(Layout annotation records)
<<<<
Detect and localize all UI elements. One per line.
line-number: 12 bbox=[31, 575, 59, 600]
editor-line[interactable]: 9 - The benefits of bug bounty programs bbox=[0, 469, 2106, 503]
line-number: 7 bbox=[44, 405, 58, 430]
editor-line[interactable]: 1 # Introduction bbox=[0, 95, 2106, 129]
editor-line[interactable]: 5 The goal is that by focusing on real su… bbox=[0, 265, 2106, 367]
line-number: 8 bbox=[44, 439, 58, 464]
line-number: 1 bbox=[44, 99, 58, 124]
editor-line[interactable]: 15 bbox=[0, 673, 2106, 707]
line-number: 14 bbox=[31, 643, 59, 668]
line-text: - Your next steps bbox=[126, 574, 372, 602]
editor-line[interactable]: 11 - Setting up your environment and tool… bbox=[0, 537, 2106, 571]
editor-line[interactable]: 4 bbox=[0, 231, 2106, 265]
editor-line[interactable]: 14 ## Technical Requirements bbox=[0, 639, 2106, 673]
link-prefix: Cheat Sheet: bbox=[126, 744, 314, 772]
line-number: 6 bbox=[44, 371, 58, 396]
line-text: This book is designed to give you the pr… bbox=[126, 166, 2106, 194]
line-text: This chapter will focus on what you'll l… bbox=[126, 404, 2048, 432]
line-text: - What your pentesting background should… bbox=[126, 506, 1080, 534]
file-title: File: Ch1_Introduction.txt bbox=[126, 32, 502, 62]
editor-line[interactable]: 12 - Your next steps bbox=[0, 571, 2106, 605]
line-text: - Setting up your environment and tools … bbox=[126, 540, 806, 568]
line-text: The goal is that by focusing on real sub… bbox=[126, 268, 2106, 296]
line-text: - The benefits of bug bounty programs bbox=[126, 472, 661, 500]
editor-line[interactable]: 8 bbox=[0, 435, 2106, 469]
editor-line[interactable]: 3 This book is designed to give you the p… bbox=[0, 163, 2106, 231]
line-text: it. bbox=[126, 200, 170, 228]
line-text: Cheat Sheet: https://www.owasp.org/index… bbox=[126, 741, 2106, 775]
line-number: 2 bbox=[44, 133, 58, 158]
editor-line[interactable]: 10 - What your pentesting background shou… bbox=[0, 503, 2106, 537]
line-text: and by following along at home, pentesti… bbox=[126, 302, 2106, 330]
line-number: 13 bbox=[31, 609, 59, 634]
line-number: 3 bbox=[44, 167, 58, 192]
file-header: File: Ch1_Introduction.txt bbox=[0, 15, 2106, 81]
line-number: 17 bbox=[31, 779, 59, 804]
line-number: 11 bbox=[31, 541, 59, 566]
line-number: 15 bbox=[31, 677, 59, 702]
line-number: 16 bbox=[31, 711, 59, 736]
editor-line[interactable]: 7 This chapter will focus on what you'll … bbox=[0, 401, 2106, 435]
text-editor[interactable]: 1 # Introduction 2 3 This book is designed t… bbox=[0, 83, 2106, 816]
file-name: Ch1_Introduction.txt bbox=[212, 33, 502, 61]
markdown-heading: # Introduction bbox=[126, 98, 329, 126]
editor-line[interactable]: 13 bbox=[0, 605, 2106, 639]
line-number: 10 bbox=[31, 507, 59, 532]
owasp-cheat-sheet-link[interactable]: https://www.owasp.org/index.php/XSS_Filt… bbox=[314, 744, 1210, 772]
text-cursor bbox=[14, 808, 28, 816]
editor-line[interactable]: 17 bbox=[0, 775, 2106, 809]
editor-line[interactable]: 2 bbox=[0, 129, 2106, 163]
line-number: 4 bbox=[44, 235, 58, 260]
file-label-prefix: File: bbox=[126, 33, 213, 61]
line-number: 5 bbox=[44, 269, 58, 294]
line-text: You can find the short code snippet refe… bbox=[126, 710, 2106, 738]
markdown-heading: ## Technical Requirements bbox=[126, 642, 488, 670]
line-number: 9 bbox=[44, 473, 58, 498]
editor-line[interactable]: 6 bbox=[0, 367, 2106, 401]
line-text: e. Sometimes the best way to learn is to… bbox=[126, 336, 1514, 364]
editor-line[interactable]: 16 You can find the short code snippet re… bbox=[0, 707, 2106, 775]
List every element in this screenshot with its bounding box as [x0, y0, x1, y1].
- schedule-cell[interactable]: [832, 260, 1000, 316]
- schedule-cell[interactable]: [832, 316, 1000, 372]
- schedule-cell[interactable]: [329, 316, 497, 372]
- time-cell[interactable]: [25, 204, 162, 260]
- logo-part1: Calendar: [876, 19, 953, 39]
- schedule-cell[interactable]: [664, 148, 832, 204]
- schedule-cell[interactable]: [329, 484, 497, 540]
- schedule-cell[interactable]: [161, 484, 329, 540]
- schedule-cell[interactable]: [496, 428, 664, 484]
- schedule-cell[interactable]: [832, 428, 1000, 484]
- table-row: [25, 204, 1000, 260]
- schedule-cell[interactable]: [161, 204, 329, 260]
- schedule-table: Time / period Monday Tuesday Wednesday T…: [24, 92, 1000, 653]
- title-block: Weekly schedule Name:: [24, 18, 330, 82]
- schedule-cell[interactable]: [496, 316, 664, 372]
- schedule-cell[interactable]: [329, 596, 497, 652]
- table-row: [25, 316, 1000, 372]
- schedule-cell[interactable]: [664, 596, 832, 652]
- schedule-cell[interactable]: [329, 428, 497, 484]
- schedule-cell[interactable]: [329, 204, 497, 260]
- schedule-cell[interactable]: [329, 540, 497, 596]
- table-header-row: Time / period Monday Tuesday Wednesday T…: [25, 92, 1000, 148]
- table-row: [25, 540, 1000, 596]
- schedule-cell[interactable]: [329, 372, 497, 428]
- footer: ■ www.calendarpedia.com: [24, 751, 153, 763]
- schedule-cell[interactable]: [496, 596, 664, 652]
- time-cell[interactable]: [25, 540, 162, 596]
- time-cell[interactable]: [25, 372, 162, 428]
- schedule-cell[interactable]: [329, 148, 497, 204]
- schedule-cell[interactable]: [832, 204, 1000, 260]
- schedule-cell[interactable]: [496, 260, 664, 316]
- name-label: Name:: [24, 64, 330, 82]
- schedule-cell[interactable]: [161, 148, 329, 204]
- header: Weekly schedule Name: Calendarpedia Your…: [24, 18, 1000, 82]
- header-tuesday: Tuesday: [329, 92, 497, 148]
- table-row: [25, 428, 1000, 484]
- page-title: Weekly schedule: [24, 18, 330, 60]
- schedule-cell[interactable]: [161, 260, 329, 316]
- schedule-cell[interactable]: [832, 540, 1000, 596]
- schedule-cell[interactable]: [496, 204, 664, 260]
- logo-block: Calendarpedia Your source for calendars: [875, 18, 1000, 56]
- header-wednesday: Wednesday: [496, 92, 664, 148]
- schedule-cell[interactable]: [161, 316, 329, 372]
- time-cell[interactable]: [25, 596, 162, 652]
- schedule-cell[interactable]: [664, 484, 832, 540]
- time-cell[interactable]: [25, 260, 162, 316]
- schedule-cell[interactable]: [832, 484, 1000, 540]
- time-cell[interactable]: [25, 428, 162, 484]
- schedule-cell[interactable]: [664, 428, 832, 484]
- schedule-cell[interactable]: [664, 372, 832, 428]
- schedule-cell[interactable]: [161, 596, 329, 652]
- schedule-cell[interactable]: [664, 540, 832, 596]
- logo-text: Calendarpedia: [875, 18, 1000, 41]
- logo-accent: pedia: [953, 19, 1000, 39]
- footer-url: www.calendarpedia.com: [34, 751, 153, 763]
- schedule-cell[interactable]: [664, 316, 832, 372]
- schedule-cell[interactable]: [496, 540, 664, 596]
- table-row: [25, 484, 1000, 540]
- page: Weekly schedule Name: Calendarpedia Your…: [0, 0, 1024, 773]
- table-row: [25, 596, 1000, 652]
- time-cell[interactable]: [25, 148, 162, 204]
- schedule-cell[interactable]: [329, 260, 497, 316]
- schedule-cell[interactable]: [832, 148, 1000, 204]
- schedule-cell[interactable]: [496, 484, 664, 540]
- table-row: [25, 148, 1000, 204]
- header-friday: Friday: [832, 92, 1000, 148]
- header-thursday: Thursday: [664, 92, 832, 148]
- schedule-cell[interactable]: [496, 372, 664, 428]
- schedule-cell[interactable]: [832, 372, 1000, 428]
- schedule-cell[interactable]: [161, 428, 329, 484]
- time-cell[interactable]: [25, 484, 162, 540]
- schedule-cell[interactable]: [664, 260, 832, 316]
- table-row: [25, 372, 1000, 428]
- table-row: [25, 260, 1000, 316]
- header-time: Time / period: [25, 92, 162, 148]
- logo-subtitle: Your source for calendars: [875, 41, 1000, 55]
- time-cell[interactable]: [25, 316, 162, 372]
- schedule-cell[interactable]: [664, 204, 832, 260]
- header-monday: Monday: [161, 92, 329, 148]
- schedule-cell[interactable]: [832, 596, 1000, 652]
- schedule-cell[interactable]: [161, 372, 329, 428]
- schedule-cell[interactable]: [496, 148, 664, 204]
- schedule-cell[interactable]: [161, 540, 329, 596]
>>>>
Exercise goal: Rewrite the material as a JSON list of strings, one string per line, covering everything from its first line through the line containing "editor-line[interactable]: 1 #", with that line included and blank lines omitted.

Exercise solution:
[
  "Detect and localize all UI elements. One per line.",
  "line-number: 12 bbox=[31, 575, 59, 600]",
  "editor-line[interactable]: 9 - The benefits of bug bounty programs bbox=[0, 469, 2106, 503]",
  "line-number: 7 bbox=[44, 405, 58, 430]",
  "editor-line[interactable]: 1 # Introduction bbox=[0, 95, 2106, 129]"
]